• [GOAL OF THE EXERCISE]: Reproduce every line of the listing as written, apart from the pictures.
- - - - -
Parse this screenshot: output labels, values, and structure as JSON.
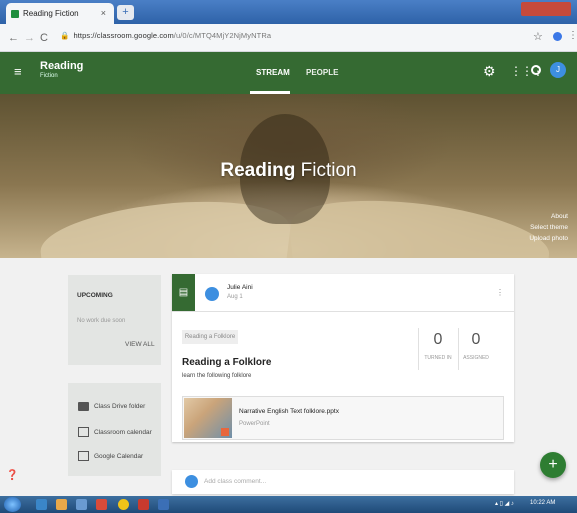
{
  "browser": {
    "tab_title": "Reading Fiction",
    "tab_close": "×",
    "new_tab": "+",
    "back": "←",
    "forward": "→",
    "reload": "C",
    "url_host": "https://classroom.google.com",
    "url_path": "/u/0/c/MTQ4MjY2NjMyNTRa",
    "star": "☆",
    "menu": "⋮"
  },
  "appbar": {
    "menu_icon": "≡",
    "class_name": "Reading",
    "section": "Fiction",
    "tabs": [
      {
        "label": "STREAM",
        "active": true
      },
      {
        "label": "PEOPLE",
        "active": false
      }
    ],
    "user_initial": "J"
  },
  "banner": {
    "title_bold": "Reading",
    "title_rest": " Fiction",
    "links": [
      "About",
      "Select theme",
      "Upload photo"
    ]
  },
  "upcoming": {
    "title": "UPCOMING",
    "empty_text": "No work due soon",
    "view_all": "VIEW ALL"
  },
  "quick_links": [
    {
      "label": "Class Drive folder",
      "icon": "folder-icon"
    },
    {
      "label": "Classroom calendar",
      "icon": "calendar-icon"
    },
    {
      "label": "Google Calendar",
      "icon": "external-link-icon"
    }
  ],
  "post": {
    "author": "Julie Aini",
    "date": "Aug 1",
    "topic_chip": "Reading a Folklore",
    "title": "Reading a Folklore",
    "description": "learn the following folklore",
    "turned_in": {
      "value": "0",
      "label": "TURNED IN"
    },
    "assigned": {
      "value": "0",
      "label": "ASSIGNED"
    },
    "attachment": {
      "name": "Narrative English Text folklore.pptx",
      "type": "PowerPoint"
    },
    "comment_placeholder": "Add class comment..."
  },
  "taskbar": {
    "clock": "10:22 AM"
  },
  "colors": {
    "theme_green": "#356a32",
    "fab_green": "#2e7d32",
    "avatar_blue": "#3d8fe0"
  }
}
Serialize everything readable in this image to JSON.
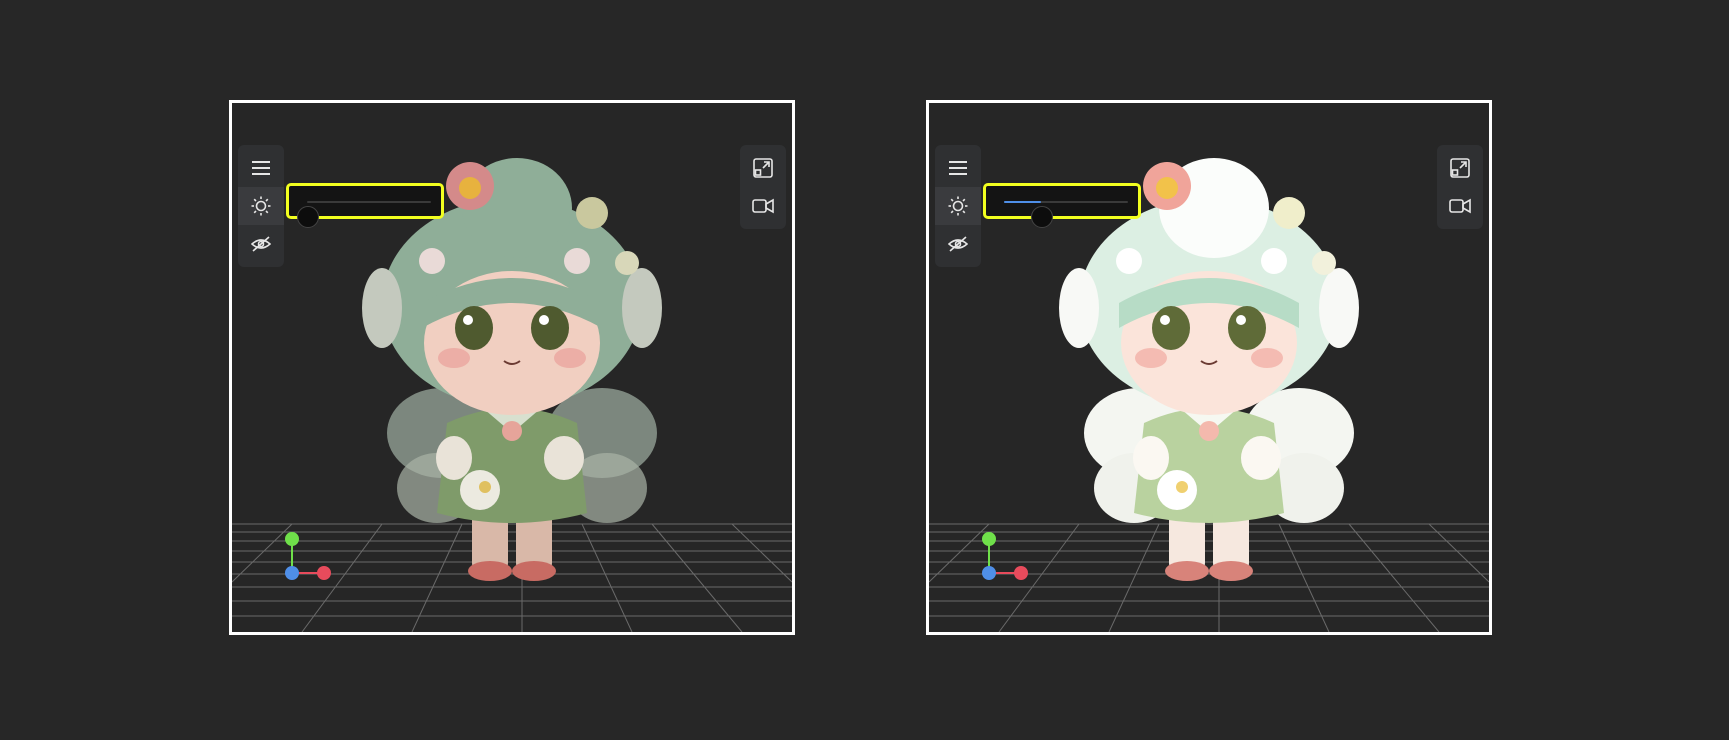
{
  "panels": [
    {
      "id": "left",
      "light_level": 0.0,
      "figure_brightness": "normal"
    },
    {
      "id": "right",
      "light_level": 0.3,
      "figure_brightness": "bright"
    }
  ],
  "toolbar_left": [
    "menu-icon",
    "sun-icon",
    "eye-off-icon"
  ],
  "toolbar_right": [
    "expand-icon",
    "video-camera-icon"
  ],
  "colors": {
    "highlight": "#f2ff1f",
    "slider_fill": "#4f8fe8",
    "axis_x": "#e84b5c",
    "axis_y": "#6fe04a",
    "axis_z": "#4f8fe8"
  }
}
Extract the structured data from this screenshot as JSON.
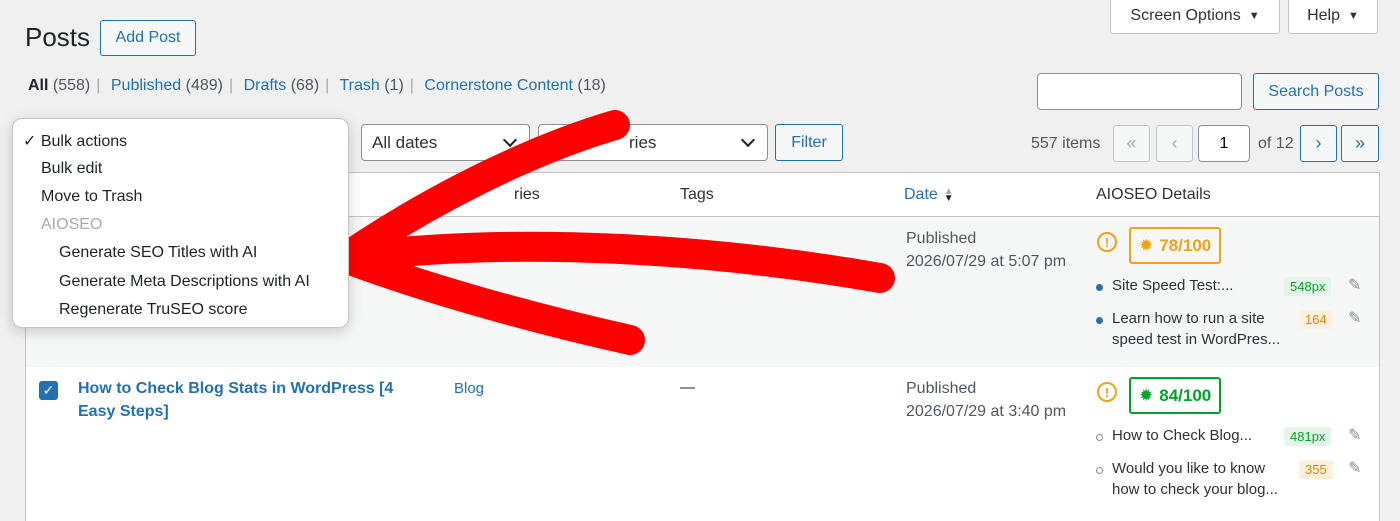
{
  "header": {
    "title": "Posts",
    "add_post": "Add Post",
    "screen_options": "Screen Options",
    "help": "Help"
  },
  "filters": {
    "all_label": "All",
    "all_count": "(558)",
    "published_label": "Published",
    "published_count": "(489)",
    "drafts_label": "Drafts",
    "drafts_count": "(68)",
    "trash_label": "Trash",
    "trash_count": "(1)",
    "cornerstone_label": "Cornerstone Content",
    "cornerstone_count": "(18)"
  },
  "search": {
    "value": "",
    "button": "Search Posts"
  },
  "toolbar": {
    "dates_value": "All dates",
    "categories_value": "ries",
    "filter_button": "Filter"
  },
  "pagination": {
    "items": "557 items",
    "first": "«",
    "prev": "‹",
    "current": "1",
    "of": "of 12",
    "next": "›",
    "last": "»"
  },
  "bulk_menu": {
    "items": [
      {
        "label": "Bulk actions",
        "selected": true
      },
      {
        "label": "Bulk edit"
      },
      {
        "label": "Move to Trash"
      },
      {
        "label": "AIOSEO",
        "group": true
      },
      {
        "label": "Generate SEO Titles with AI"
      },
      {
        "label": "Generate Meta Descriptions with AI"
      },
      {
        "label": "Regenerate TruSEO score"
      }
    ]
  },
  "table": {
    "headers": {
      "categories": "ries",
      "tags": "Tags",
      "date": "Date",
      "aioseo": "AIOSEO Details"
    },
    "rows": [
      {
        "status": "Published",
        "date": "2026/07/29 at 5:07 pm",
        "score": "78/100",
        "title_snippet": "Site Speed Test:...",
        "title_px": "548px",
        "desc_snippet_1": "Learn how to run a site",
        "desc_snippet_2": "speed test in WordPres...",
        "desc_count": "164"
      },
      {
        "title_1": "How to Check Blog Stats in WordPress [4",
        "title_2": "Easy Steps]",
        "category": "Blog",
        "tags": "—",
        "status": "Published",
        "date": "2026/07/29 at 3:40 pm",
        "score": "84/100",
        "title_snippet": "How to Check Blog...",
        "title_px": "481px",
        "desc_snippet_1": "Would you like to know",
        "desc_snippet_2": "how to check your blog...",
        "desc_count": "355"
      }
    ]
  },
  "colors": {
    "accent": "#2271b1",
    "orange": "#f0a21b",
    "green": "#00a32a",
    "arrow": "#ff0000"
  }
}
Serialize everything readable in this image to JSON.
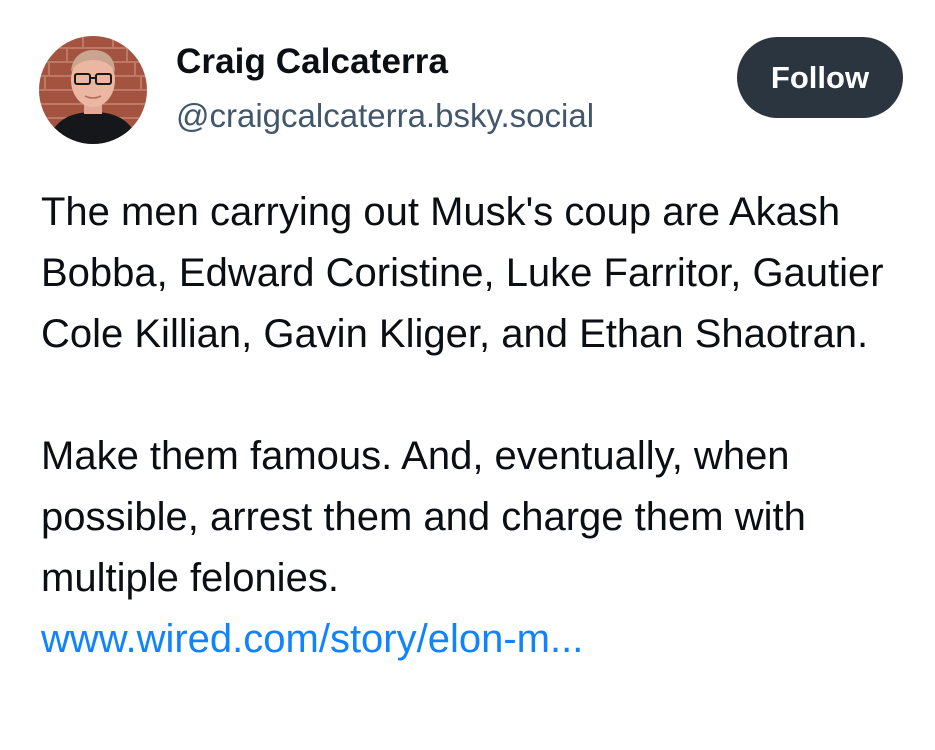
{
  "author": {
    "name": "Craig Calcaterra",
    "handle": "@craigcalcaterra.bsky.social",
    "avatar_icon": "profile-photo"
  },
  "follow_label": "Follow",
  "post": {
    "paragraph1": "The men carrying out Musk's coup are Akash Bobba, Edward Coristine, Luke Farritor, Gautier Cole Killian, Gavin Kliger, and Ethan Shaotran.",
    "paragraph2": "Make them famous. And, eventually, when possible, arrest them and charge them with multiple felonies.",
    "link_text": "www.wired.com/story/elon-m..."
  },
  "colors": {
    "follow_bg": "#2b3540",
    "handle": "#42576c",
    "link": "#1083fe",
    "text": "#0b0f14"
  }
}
- - - - -
• [RESULT OF THE TASK]:
Parse this screenshot: output labels, values, and structure as JSON.
{
  "browser": {
    "tab_title": "Reading Fiction",
    "tab_close": "×",
    "new_tab": "+",
    "back": "←",
    "forward": "→",
    "reload": "C",
    "url_host": "https://classroom.google.com",
    "url_path": "/u/0/c/MTQ4MjY2NjMyNTRa",
    "star": "☆",
    "menu": "⋮"
  },
  "appbar": {
    "menu_icon": "≡",
    "class_name": "Reading",
    "section": "Fiction",
    "tabs": [
      {
        "label": "STREAM",
        "active": true
      },
      {
        "label": "PEOPLE",
        "active": false
      }
    ],
    "user_initial": "J"
  },
  "banner": {
    "title_bold": "Reading",
    "title_rest": " Fiction",
    "links": [
      "About",
      "Select theme",
      "Upload photo"
    ]
  },
  "upcoming": {
    "title": "UPCOMING",
    "empty_text": "No work due soon",
    "view_all": "VIEW ALL"
  },
  "quick_links": [
    {
      "label": "Class Drive folder",
      "icon": "folder-icon"
    },
    {
      "label": "Classroom calendar",
      "icon": "calendar-icon"
    },
    {
      "label": "Google Calendar",
      "icon": "external-link-icon"
    }
  ],
  "post": {
    "author": "Julie Aini",
    "date": "Aug 1",
    "topic_chip": "Reading a Folklore",
    "title": "Reading a Folklore",
    "description": "learn the following folklore",
    "turned_in": {
      "value": "0",
      "label": "TURNED IN"
    },
    "assigned": {
      "value": "0",
      "label": "ASSIGNED"
    },
    "attachment": {
      "name": "Narrative English Text folklore.pptx",
      "type": "PowerPoint"
    },
    "comment_placeholder": "Add class comment..."
  },
  "taskbar": {
    "clock": "10:22 AM"
  },
  "colors": {
    "theme_green": "#356a32",
    "fab_green": "#2e7d32",
    "avatar_blue": "#3d8fe0"
  }
}
Serialize everything readable in this image to JSON.
{
  "panels": [
    {
      "id": "left",
      "light_level": 0.0,
      "figure_brightness": "normal"
    },
    {
      "id": "right",
      "light_level": 0.3,
      "figure_brightness": "bright"
    }
  ],
  "toolbar_left": [
    "menu-icon",
    "sun-icon",
    "eye-off-icon"
  ],
  "toolbar_right": [
    "expand-icon",
    "video-camera-icon"
  ],
  "colors": {
    "highlight": "#f2ff1f",
    "slider_fill": "#4f8fe8",
    "axis_x": "#e84b5c",
    "axis_y": "#6fe04a",
    "axis_z": "#4f8fe8"
  }
}
Extract the structured data from this screenshot as JSON.
{
  "header": {
    "title": "Posts",
    "add_post": "Add Post",
    "screen_options": "Screen Options",
    "help": "Help"
  },
  "filters": {
    "all_label": "All",
    "all_count": "(558)",
    "published_label": "Published",
    "published_count": "(489)",
    "drafts_label": "Drafts",
    "drafts_count": "(68)",
    "trash_label": "Trash",
    "trash_count": "(1)",
    "cornerstone_label": "Cornerstone Content",
    "cornerstone_count": "(18)"
  },
  "search": {
    "value": "",
    "button": "Search Posts"
  },
  "toolbar": {
    "dates_value": "All dates",
    "categories_value": "ries",
    "filter_button": "Filter"
  },
  "pagination": {
    "items": "557 items",
    "first": "«",
    "prev": "‹",
    "current": "1",
    "of": "of 12",
    "next": "›",
    "last": "»"
  },
  "bulk_menu": {
    "items": [
      {
        "label": "Bulk actions",
        "selected": true
      },
      {
        "label": "Bulk edit"
      },
      {
        "label": "Move to Trash"
      },
      {
        "label": "AIOSEO",
        "group": true
      },
      {
        "label": "Generate SEO Titles with AI"
      },
      {
        "label": "Generate Meta Descriptions with AI"
      },
      {
        "label": "Regenerate TruSEO score"
      }
    ]
  },
  "table": {
    "headers": {
      "categories": "ries",
      "tags": "Tags",
      "date": "Date",
      "aioseo": "AIOSEO Details"
    },
    "rows": [
      {
        "status": "Published",
        "date": "2026/07/29 at 5:07 pm",
        "score": "78/100",
        "title_snippet": "Site Speed Test:...",
        "title_px": "548px",
        "desc_snippet_1": "Learn how to run a site",
        "desc_snippet_2": "speed test in WordPres...",
        "desc_count": "164"
      },
      {
        "title_1": "How to Check Blog Stats in WordPress [4",
        "title_2": "Easy Steps]",
        "category": "Blog",
        "tags": "—",
        "status": "Published",
        "date": "2026/07/29 at 3:40 pm",
        "score": "84/100",
        "title_snippet": "How to Check Blog...",
        "title_px": "481px",
        "desc_snippet_1": "Would you like to know",
        "desc_snippet_2": "how to check your blog...",
        "desc_count": "355"
      }
    ]
  },
  "colors": {
    "accent": "#2271b1",
    "orange": "#f0a21b",
    "green": "#00a32a",
    "arrow": "#ff0000"
  }
}
Serialize everything readable in this image to JSON.
{
  "author": {
    "name": "Craig Calcaterra",
    "handle": "@craigcalcaterra.bsky.social",
    "avatar_icon": "profile-photo"
  },
  "follow_label": "Follow",
  "post": {
    "paragraph1": "The men carrying out Musk's coup are Akash Bobba, Edward Coristine, Luke Farritor, Gautier Cole Killian, Gavin Kliger, and Ethan Shaotran.",
    "paragraph2": "Make them famous. And, eventually, when possible, arrest them and charge them with multiple felonies.",
    "link_text": "www.wired.com/story/elon-m..."
  },
  "colors": {
    "follow_bg": "#2b3540",
    "handle": "#42576c",
    "link": "#1083fe",
    "text": "#0b0f14"
  }
}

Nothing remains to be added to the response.